Check your understanding:
1. According to the vanadium(II) sulfide article, what temperature range causes VS to evaporate?
2. Please explain why the vanadium(II) sulfide article describes vanadium monosulfide as exhibiting dimorphism.

Extracted text:
Vanadium(II) sulfide

Identifiers
- CAS Number: 12166-27-7;
- 3D model (JSmol): Interactive image;
- ChemSpider: 74854;
- ECHA InfoCard: 100.032.096
- EC Number: 235-319-6;
- PubChem CID: 82959;
- CompTox Dashboard (EPA): DTXSID1065265 ;

Properties
- Chemical formula: SV
- Molar mass: 83.00 g·mol^{−1}

= Vanadium(II) sulfide =

Vanadium(II) sulfide (also vanadium monosulfide) is an inorganic compound with the chemical formula VS.

== Properties ==
On heating to between 1700-2000 K VS evaporates forming VS molecules as well as atomic sulfur S and atomic vanadium V. Some VS_{2} and S_{2} molecules also appear in the gas phase.

The ground state of the VS molecule is C^{4}Σ^{−}; it has a dipole moment of 2.38 D. The excited state X^{4}Σ^{−} has a dipole moment of 5.16 D.

Bonding in VS is mostly covalent, and little charge is transferred from the vanadium atoms to the sulfur.

==Structure==
Vanadium monosulfide has two different crystal structures, exhibiting dimorphism. The NiAs type is hexagonal (space group P6_{3}/mmc) while the MnP type is orthorhombic (s.g. Pcmm). The crystal form and unit cell dimensions vary with the sulfur to vanadium ratio. At the stoichiometric ratio, the stable structure is orthorhombic. As the S:V ratio increases, the c parameter decreases linearly. Over about S:V = 1.03 the b parameter increases and the a parameter decreases, suddenly converging to each other on 3.34 Å at a S:V ratio of 1.06. The most sulfur deficient orthorhombic form has the composition S_{0.93}V.

Saved entries:

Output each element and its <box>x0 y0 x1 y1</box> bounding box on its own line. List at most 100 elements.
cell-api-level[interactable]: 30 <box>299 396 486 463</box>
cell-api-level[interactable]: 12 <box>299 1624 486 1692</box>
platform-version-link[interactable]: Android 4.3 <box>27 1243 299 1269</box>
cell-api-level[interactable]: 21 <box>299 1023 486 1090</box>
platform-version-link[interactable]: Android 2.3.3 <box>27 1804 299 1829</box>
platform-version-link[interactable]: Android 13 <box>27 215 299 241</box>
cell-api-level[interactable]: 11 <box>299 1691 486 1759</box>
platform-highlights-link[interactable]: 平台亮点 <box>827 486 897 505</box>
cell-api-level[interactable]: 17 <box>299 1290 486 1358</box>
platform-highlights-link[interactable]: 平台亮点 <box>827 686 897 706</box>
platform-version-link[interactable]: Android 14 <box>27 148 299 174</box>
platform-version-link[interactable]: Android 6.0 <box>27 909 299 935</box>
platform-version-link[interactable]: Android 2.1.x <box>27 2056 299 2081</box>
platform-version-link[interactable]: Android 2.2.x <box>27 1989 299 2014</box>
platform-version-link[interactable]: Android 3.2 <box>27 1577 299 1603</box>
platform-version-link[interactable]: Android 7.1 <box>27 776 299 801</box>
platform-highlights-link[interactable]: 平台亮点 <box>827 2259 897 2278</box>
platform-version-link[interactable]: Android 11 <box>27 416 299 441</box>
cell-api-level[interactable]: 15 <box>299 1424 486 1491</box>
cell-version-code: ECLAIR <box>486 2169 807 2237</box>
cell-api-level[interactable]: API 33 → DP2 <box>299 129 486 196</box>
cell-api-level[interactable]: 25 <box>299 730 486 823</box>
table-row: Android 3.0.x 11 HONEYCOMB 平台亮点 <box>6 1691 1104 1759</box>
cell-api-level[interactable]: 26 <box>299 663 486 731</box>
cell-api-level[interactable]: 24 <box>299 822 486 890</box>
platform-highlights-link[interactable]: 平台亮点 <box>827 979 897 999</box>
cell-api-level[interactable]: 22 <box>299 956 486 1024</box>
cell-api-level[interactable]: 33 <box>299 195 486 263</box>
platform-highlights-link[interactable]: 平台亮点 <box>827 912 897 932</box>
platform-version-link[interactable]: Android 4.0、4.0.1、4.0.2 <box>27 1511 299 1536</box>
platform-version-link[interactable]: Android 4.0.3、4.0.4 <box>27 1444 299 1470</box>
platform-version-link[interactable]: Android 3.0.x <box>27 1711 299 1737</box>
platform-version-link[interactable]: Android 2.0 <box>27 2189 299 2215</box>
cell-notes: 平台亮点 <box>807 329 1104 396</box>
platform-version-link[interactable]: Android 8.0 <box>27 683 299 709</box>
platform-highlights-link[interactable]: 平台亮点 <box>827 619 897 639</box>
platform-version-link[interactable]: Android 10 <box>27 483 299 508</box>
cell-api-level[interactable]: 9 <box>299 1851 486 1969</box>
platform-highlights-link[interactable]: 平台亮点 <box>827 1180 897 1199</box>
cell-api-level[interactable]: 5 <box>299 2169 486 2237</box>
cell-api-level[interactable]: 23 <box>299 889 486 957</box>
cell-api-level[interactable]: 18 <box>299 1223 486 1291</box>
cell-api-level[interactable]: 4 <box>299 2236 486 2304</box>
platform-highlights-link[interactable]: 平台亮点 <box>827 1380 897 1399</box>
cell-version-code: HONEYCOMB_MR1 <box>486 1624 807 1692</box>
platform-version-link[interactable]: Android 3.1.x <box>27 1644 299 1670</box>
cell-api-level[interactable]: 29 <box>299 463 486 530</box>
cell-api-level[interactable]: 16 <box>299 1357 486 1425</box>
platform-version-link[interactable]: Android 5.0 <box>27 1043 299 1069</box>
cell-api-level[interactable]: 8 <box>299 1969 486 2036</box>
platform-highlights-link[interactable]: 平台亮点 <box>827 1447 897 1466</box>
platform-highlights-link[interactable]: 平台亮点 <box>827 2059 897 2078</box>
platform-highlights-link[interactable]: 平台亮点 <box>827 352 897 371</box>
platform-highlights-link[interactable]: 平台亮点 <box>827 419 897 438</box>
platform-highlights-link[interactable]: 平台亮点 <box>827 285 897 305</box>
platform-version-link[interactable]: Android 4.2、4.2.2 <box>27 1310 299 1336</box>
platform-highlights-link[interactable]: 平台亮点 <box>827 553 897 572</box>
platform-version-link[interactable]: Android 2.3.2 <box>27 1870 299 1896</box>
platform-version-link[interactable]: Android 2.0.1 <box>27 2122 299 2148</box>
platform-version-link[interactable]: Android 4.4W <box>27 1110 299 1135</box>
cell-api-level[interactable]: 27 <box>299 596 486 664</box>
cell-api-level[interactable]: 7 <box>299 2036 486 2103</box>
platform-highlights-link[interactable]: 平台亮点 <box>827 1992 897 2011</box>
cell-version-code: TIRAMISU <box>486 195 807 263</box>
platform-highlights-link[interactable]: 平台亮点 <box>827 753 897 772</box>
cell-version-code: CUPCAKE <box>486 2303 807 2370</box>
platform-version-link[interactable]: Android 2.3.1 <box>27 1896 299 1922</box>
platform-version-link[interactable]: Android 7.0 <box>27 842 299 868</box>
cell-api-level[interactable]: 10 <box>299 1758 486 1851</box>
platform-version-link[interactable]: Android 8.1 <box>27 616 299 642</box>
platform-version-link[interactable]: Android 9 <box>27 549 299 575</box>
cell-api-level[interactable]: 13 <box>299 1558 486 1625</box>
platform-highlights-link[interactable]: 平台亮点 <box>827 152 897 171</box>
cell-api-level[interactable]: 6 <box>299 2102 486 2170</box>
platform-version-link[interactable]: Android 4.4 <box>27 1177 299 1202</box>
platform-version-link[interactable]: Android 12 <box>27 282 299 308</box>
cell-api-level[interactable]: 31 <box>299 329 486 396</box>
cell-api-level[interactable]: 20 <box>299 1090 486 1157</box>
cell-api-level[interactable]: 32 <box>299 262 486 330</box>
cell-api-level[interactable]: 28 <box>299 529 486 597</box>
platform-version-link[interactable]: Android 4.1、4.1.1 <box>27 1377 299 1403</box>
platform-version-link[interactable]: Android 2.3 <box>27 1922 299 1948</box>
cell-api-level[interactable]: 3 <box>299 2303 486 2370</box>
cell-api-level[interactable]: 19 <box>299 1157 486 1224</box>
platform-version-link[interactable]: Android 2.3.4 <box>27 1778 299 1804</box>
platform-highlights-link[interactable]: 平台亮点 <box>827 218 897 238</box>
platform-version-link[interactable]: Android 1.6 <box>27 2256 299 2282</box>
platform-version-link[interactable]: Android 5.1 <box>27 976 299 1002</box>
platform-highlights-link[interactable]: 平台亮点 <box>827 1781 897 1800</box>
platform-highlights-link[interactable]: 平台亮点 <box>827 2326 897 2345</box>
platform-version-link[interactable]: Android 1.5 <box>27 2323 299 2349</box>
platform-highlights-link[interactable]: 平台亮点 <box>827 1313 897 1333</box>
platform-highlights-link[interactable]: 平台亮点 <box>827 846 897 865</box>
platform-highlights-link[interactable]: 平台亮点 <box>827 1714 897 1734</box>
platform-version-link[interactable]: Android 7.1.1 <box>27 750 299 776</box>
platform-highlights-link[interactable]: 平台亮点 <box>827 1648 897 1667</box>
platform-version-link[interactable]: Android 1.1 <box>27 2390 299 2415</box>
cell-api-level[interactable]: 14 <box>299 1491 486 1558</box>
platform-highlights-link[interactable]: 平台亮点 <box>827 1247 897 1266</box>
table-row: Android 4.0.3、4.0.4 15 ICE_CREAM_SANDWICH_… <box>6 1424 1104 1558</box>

Activity answers:
1. Between 1700 and 2000 K.

2. Vanadium monosulfide has two different crystal structures. One is the hexagonal NiAs type (space group P6₃/mmc), and the other is the orthorhombic MnP type (space group Pcmm).